Exercise directions: Pick every line with "Assistance" from the material below.

Records contained in a dataset:
<<<<
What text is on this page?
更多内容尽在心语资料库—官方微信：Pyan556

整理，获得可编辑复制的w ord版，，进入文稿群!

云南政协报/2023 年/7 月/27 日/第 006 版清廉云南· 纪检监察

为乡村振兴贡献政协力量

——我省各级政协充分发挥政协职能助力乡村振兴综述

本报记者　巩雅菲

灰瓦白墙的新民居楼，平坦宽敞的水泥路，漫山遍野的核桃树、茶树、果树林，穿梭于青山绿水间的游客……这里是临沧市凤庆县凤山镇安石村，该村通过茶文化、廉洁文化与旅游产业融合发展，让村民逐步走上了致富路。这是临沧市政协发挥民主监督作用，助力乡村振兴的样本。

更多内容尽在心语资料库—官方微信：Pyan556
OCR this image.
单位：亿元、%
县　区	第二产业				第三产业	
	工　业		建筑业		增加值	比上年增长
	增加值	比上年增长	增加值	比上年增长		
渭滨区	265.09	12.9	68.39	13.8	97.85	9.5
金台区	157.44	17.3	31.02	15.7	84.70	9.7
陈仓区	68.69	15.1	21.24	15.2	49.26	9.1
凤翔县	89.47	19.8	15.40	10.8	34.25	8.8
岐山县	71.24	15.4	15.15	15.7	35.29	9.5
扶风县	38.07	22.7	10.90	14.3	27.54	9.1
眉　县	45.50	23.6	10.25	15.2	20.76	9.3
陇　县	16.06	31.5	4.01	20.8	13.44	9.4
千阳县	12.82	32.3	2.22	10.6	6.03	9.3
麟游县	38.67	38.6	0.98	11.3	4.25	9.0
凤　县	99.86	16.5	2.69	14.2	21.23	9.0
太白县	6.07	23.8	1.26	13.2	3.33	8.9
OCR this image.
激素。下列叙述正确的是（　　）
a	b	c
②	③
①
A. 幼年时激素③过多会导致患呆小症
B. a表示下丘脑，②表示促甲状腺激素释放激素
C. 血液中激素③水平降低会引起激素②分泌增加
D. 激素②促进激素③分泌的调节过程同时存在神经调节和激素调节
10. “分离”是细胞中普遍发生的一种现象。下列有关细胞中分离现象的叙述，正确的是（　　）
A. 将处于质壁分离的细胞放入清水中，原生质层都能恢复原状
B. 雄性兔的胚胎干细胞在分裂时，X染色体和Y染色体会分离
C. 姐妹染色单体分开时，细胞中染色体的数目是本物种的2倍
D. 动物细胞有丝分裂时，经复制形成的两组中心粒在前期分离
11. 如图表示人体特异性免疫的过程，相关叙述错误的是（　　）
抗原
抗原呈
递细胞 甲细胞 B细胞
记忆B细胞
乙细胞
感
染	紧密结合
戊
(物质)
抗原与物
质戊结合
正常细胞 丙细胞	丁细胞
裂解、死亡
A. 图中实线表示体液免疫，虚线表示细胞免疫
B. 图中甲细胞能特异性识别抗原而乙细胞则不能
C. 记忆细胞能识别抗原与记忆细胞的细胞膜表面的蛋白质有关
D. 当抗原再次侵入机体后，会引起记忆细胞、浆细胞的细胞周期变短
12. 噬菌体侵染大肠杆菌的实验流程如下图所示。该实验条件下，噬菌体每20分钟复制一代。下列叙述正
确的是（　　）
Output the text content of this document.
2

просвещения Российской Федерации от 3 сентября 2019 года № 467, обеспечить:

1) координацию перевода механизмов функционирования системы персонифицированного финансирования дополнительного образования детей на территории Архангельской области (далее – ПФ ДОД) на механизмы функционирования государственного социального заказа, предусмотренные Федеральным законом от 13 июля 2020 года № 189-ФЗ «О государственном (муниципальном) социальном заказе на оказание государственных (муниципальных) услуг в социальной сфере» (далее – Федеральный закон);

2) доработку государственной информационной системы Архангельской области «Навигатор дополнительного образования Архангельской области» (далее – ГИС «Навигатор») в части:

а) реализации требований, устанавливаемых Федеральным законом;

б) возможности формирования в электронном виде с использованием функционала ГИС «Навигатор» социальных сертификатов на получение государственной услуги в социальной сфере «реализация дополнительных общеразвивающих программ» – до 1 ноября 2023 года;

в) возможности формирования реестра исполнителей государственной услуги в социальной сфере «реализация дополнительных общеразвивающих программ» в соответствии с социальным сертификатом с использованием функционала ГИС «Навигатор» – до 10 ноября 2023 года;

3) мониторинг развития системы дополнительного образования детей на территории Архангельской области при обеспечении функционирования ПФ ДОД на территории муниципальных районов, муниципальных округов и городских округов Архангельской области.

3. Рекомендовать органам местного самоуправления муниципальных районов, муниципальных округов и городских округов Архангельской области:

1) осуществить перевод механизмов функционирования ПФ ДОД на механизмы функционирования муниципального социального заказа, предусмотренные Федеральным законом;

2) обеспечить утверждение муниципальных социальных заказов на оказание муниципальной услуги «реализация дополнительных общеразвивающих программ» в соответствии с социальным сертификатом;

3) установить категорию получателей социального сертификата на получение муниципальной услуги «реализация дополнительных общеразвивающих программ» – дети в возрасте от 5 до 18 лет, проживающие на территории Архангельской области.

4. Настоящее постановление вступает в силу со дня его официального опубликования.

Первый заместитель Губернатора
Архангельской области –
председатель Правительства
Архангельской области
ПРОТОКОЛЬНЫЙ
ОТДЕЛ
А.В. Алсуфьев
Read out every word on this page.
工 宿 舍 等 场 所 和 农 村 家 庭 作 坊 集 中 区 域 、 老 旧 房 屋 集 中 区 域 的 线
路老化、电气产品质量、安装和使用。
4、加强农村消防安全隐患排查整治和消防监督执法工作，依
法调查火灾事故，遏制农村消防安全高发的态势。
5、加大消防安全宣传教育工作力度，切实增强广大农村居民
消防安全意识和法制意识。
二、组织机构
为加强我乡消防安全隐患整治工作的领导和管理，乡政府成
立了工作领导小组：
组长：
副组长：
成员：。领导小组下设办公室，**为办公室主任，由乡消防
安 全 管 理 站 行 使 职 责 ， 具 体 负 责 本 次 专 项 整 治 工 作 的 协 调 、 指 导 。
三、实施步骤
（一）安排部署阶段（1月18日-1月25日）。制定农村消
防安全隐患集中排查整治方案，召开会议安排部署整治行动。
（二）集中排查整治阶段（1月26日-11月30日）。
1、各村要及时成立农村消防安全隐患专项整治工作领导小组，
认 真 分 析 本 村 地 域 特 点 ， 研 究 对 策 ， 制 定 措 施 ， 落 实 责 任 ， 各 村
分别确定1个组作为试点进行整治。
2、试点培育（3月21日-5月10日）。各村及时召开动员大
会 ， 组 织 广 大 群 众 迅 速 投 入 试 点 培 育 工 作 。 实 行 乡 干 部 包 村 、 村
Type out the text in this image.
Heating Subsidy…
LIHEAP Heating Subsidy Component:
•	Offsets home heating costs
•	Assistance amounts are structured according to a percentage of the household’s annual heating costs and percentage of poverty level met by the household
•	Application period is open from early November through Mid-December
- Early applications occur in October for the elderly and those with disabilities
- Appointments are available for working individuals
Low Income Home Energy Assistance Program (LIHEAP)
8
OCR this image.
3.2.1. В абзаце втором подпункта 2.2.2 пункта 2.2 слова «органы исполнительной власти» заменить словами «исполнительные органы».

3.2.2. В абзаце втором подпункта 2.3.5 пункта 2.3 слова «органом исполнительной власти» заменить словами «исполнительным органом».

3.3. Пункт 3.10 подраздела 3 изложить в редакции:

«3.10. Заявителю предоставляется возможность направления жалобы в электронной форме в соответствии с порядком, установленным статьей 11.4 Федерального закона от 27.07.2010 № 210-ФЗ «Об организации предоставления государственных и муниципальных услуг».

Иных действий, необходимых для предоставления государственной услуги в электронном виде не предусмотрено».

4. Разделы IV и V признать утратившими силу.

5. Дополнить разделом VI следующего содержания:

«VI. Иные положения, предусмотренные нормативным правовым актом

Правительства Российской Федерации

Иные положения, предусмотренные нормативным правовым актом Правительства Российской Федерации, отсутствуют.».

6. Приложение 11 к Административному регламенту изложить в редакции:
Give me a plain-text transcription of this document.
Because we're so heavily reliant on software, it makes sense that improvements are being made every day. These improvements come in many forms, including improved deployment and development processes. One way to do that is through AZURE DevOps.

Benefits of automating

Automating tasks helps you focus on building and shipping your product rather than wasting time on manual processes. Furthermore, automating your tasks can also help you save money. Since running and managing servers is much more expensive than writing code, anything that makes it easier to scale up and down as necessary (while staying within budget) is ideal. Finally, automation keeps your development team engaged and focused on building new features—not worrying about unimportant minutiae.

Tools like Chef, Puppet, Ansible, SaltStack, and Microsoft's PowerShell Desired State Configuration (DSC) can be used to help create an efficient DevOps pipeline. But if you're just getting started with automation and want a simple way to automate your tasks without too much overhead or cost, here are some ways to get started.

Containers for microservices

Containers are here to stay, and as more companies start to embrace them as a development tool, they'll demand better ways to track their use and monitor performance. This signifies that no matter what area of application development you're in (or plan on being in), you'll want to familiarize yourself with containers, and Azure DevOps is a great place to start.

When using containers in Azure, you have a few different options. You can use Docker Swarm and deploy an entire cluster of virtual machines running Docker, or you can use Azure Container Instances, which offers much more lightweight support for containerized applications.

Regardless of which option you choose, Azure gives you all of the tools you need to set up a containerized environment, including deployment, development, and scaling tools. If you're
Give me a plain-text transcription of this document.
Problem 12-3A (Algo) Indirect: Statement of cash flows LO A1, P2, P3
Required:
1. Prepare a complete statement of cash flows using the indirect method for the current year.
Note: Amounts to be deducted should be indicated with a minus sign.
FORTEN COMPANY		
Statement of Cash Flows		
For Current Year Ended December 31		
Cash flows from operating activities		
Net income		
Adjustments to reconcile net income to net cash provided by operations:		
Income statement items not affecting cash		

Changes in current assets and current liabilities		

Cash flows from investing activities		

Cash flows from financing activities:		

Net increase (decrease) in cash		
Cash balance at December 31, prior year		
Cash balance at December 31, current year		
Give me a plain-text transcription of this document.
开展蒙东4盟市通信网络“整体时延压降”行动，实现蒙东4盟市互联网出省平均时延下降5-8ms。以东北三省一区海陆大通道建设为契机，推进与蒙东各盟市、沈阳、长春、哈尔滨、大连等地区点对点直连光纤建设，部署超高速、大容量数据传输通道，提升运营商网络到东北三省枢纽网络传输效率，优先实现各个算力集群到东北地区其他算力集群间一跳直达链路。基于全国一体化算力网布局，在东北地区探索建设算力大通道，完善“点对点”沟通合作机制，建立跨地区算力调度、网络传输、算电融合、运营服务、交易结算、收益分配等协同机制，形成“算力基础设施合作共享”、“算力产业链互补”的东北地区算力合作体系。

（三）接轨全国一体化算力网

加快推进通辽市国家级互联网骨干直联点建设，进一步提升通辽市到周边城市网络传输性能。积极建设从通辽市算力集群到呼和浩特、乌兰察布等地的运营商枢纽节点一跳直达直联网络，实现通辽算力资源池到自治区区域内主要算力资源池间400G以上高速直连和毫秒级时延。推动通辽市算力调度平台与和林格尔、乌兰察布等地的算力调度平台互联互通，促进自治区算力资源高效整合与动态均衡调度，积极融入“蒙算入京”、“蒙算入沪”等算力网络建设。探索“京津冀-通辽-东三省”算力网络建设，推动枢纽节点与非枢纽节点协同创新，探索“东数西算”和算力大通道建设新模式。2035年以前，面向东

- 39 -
>>>>
Task solution:
•	Assistance amounts are structured according to a percentage of the household’s annual heating costs and percentage of poverty level met by the household
Low Income Home Energy Assistance Program (LIHEAP)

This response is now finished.